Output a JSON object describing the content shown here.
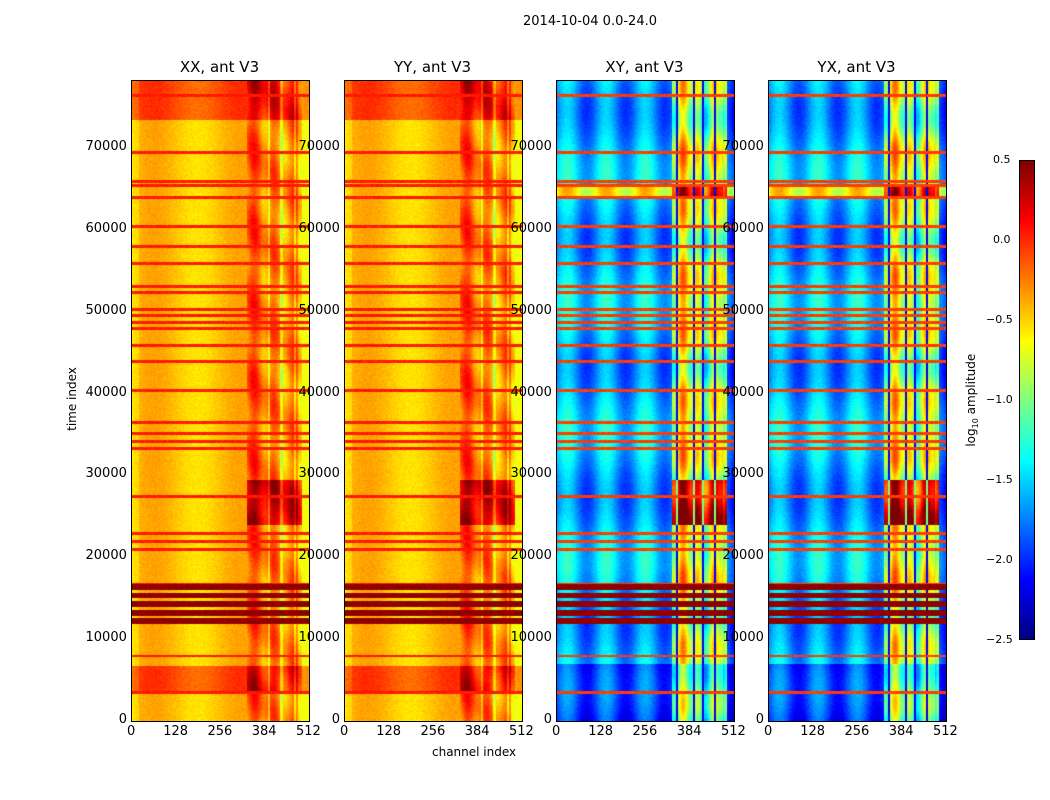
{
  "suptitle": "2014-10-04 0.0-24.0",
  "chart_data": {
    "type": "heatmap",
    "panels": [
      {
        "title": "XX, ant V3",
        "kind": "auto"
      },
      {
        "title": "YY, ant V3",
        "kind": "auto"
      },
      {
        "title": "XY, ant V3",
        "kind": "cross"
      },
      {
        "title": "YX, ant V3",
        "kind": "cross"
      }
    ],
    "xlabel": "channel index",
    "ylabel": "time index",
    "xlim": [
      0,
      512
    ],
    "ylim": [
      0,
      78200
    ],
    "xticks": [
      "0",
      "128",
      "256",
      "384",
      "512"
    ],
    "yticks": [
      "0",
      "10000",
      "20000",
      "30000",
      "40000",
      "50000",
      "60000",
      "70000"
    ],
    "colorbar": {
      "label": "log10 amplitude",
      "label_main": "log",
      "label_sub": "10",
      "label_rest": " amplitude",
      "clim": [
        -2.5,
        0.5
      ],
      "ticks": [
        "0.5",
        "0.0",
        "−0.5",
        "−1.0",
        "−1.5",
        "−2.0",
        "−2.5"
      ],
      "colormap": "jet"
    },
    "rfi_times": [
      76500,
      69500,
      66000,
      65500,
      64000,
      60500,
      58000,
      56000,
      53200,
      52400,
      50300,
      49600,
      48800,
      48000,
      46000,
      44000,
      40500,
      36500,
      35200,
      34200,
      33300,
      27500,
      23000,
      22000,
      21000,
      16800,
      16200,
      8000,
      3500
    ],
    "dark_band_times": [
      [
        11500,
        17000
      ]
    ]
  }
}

------------

REQUIREMENTS –
Write out each line of the data exactly; the images should be left out.

SOLUTION TO THIS PROBLEM –
Output a JSON object describing the content shown here.
{
  "suptitle": "2014-10-04 0.0-24.0",
  "chart_data": {
    "type": "heatmap",
    "panels": [
      {
        "title": "XX, ant V3",
        "kind": "auto"
      },
      {
        "title": "YY, ant V3",
        "kind": "auto"
      },
      {
        "title": "XY, ant V3",
        "kind": "cross"
      },
      {
        "title": "YX, ant V3",
        "kind": "cross"
      }
    ],
    "xlabel": "channel index",
    "ylabel": "time index",
    "xlim": [
      0,
      512
    ],
    "ylim": [
      0,
      78200
    ],
    "xticks": [
      "0",
      "128",
      "256",
      "384",
      "512"
    ],
    "yticks": [
      "0",
      "10000",
      "20000",
      "30000",
      "40000",
      "50000",
      "60000",
      "70000"
    ],
    "colorbar": {
      "label": "log10 amplitude",
      "label_main": "log",
      "label_sub": "10",
      "label_rest": " amplitude",
      "clim": [
        -2.5,
        0.5
      ],
      "ticks": [
        "0.5",
        "0.0",
        "−0.5",
        "−1.0",
        "−1.5",
        "−2.0",
        "−2.5"
      ],
      "colormap": "jet"
    },
    "rfi_times": [
      76500,
      69500,
      66000,
      65500,
      64000,
      60500,
      58000,
      56000,
      53200,
      52400,
      50300,
      49600,
      48800,
      48000,
      46000,
      44000,
      40500,
      36500,
      35200,
      34200,
      33300,
      27500,
      23000,
      22000,
      21000,
      16800,
      16200,
      8000,
      3500
    ],
    "dark_band_times": [
      [
        11500,
        17000
      ]
    ]
  }
}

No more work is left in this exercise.